Dataset entries on figures:
= = = = =
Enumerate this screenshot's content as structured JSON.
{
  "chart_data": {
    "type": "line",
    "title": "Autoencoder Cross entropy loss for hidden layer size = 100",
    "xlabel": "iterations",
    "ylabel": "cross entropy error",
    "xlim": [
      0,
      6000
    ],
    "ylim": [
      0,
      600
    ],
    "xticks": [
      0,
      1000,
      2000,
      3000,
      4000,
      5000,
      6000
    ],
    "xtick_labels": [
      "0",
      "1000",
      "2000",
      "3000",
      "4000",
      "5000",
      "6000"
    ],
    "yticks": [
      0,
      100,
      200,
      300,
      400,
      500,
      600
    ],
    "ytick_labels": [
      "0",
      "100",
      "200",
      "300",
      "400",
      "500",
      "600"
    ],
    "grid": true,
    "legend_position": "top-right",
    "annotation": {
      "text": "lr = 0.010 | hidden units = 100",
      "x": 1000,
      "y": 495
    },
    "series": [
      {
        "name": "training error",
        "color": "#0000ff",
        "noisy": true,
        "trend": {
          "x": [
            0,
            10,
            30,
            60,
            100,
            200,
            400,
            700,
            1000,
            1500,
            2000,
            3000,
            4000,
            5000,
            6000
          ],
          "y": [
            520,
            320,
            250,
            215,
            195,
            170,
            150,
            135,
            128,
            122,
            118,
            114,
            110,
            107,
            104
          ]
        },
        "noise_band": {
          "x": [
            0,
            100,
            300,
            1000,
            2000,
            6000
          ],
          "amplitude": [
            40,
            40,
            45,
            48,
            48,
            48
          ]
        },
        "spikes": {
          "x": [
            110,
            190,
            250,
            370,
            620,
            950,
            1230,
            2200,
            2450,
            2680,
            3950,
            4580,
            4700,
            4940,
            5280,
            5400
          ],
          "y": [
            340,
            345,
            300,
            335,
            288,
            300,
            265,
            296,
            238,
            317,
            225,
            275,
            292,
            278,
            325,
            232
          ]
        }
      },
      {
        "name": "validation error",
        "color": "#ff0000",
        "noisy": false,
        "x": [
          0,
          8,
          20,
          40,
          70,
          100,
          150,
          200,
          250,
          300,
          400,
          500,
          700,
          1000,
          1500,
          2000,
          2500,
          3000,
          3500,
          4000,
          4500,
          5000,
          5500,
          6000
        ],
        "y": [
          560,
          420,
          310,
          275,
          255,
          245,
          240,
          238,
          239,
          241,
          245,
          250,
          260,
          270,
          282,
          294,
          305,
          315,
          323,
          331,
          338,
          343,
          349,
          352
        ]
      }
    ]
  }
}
= = = = =
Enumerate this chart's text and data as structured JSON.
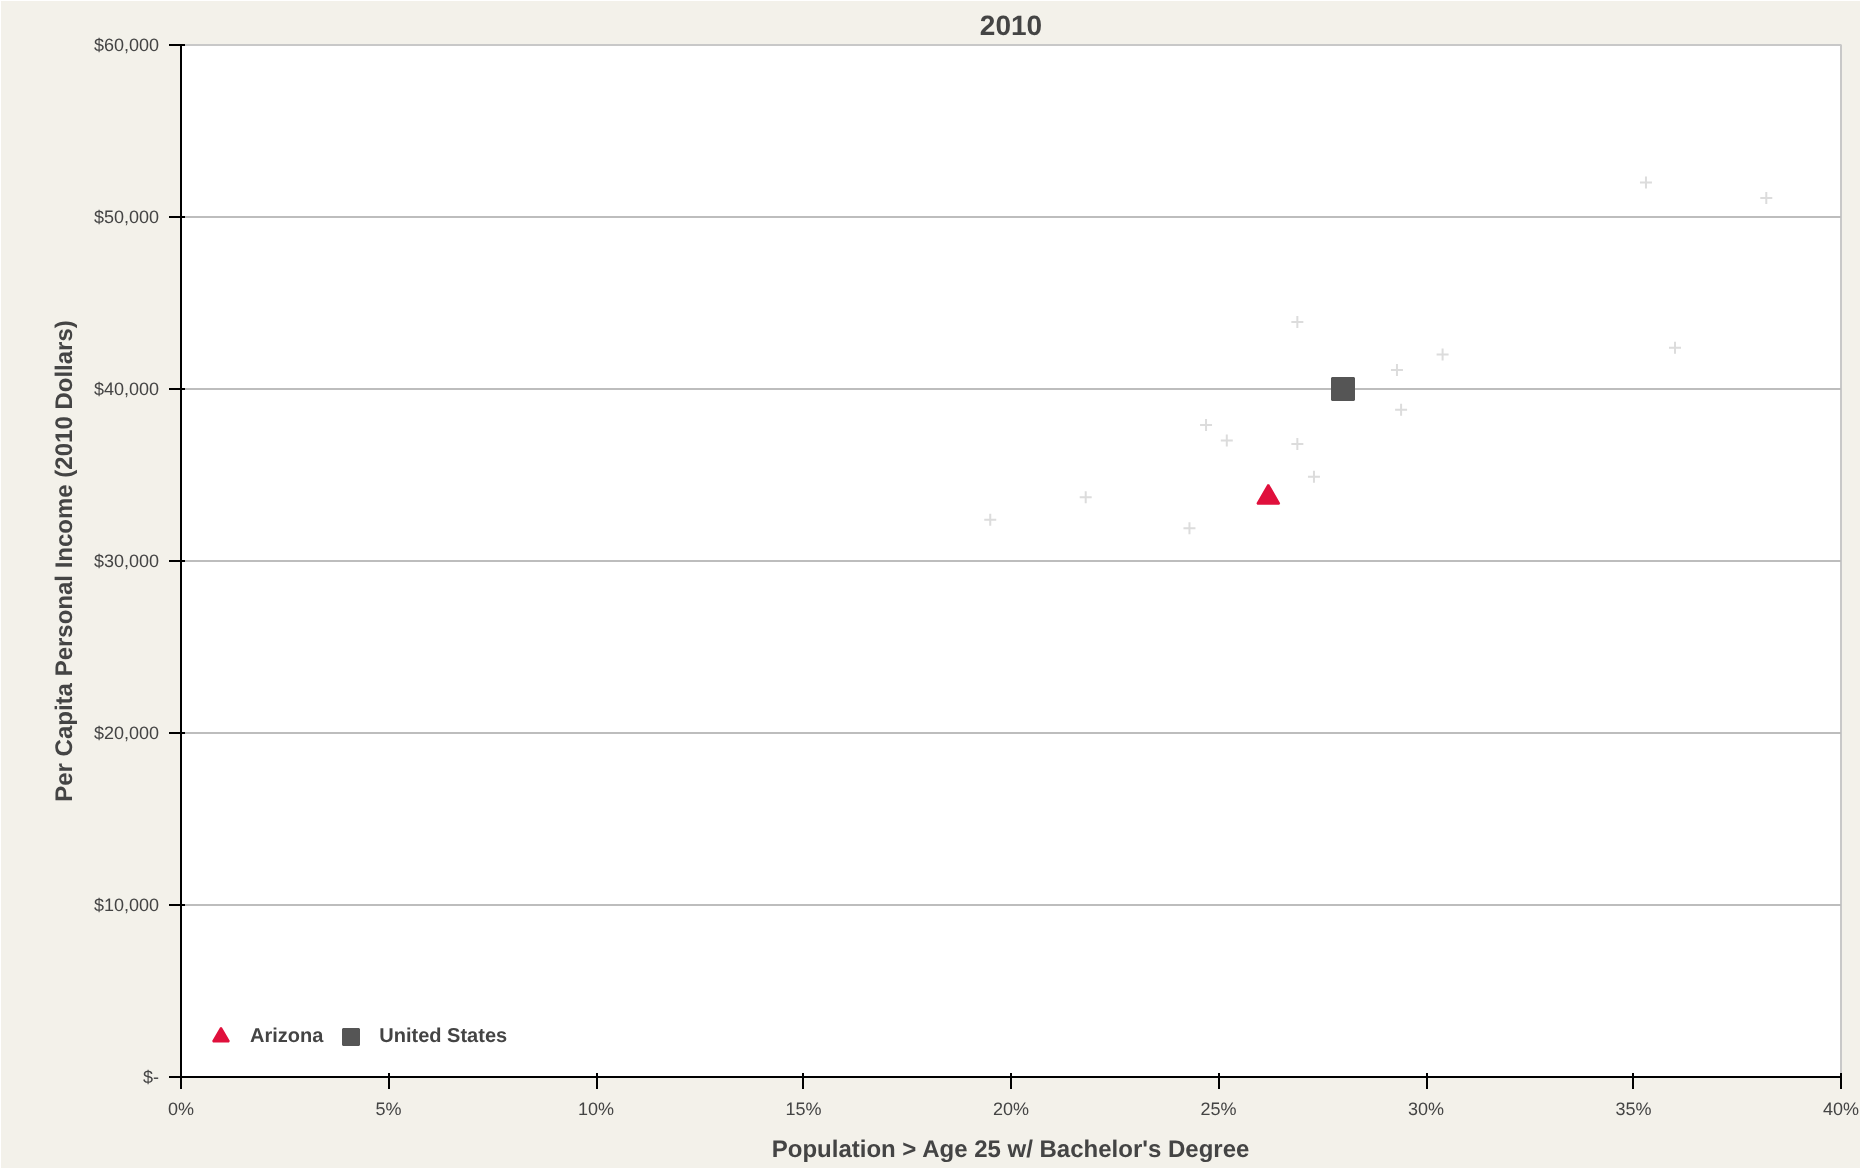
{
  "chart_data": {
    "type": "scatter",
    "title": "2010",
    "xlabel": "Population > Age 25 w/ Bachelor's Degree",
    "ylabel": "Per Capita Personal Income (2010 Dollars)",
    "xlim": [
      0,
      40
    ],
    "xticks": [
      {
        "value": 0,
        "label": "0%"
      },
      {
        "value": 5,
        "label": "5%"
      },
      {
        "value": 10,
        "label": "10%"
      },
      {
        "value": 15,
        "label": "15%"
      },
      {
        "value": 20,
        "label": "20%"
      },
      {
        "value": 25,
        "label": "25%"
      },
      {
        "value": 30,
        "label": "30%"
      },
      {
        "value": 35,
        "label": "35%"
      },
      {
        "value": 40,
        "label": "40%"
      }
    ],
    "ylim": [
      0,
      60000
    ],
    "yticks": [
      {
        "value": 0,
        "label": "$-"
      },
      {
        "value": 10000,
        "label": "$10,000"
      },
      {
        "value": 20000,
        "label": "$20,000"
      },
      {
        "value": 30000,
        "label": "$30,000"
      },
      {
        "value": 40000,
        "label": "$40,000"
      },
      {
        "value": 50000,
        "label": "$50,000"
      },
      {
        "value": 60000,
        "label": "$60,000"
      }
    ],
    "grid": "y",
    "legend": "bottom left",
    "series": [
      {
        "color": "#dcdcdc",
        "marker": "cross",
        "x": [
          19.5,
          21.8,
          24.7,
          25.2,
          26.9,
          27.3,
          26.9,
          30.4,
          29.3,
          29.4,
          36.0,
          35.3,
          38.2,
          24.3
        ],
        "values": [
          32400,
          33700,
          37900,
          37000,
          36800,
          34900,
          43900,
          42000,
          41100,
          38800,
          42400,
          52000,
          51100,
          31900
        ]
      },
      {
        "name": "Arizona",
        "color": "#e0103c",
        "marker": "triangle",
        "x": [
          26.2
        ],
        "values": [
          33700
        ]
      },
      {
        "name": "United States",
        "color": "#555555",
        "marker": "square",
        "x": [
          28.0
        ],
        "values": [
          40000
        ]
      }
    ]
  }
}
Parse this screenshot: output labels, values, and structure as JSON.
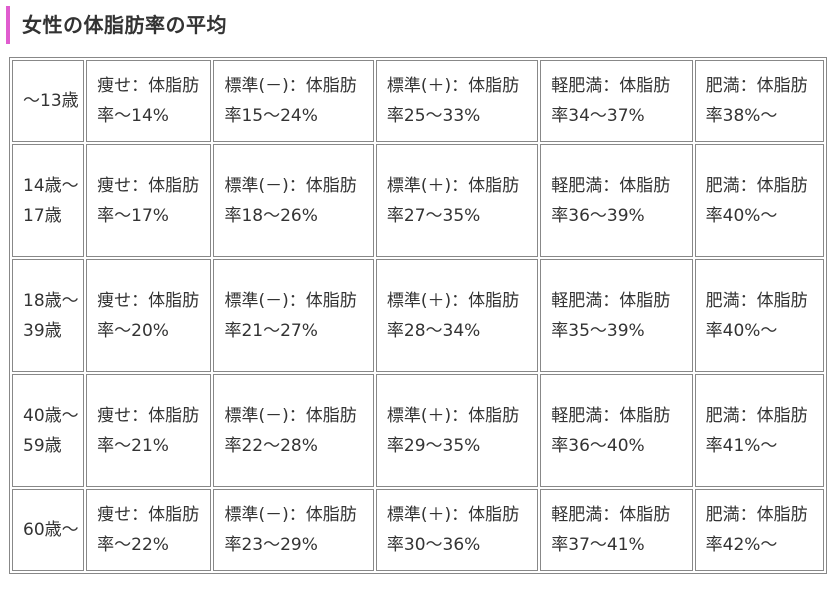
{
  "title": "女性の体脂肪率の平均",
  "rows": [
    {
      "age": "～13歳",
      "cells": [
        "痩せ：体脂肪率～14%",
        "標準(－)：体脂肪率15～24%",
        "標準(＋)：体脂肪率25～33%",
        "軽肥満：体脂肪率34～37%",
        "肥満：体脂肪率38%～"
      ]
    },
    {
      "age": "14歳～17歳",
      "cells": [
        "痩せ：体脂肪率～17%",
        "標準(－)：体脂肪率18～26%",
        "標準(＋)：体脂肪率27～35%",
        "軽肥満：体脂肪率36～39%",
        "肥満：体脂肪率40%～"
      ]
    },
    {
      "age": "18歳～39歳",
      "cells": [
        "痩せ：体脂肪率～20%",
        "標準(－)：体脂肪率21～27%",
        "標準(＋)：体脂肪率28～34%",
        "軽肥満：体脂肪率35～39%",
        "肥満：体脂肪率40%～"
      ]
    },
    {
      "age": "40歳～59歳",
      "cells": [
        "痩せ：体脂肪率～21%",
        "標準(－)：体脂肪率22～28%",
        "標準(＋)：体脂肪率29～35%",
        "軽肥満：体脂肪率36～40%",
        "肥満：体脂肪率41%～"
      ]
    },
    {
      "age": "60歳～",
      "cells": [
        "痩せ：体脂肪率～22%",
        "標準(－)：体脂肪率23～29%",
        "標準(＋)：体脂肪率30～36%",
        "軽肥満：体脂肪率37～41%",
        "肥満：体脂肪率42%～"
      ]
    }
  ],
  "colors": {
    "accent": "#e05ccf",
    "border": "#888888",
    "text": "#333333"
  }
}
= = = = =
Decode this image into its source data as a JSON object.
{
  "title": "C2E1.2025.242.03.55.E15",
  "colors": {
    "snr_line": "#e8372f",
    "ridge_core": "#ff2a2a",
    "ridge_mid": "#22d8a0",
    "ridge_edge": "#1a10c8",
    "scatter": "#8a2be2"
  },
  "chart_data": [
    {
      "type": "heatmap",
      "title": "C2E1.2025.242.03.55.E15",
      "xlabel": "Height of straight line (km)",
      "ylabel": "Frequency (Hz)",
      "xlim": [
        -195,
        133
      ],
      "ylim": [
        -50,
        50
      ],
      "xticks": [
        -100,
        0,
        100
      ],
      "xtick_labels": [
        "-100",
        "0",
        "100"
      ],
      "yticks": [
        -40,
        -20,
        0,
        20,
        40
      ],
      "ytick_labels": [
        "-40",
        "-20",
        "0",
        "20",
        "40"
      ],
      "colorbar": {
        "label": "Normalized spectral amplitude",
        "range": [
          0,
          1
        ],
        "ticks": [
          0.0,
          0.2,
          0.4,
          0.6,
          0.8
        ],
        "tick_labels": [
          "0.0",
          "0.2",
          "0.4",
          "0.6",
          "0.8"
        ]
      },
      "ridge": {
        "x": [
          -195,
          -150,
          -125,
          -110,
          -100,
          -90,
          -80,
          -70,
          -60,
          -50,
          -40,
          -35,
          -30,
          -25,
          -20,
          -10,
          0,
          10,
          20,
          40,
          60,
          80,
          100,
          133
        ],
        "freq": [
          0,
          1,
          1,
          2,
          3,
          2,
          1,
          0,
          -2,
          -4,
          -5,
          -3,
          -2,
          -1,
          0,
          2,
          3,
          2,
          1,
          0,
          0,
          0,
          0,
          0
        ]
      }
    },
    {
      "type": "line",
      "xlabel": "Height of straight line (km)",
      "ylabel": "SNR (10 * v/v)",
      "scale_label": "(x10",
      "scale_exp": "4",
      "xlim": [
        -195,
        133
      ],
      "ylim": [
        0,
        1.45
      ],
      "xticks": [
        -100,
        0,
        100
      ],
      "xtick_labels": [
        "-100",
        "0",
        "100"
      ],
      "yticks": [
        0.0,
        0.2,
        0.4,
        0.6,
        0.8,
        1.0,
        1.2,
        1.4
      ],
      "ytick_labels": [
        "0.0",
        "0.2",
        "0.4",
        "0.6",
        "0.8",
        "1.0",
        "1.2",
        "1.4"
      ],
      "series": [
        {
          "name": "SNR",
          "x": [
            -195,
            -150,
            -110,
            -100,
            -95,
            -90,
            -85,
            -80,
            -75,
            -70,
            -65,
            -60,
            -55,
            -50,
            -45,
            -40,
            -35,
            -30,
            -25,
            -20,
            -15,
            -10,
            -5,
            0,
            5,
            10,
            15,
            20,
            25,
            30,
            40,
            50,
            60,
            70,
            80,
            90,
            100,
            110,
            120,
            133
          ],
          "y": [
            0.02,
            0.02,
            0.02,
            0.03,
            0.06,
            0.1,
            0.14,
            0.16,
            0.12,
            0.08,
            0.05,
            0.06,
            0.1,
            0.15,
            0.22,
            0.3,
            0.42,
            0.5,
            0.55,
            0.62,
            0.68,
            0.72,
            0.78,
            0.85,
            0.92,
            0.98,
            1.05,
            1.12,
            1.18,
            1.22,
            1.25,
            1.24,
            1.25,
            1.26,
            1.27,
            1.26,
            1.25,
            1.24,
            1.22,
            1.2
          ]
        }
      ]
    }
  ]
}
= = = = =
* **GIVEN EXERCISE**:
Show every line in the records above that contains the word "entropy".

* **COMPLETE OUTPUT**:
    "title": "Autoencoder Cross entropy loss for hidden layer size = 100",
    "ylabel": "cross entropy error",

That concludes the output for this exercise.